** Begin Material provided **
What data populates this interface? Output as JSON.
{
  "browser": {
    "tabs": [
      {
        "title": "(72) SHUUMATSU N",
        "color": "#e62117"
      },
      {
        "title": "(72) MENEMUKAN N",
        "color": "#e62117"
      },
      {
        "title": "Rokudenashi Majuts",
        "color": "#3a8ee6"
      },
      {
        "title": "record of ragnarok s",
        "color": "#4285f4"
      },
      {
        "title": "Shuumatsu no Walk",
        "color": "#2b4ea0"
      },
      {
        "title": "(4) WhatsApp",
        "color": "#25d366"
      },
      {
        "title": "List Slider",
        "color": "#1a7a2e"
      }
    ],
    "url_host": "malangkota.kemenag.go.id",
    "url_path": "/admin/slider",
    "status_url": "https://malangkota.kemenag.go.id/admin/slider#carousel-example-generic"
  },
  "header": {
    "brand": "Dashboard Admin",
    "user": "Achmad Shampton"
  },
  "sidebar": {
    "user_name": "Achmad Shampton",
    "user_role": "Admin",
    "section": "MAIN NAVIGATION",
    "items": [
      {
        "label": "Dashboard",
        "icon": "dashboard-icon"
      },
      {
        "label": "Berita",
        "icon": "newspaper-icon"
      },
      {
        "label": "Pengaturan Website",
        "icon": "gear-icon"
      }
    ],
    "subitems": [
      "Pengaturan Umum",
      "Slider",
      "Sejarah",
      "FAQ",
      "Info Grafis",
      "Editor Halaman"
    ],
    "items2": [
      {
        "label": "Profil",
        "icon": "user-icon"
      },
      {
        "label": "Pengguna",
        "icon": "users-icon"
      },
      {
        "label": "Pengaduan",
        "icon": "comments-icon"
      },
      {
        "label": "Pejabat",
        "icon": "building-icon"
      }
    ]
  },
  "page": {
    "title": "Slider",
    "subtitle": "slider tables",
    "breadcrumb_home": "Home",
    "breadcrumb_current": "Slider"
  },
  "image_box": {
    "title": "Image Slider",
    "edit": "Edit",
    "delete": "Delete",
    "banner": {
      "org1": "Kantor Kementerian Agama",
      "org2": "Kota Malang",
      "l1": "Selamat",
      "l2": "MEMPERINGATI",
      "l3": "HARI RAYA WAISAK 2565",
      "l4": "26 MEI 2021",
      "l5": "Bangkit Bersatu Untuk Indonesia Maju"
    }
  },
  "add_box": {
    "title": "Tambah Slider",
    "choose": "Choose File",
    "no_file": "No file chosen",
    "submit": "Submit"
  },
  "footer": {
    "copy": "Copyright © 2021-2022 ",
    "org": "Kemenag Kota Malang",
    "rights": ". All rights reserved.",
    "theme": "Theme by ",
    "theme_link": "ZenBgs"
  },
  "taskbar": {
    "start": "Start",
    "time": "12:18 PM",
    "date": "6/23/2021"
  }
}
** End Material provided **
# [What you should do]
From the listing above, copy every line that includes the word "color".

# [Correct output]
        "color": "#e62117"
        "color": "#e62117"
        "color": "#3a8ee6"
        "color": "#4285f4"
        "color": "#2b4ea0"
        "color": "#25d366"
        "color": "#1a7a2e"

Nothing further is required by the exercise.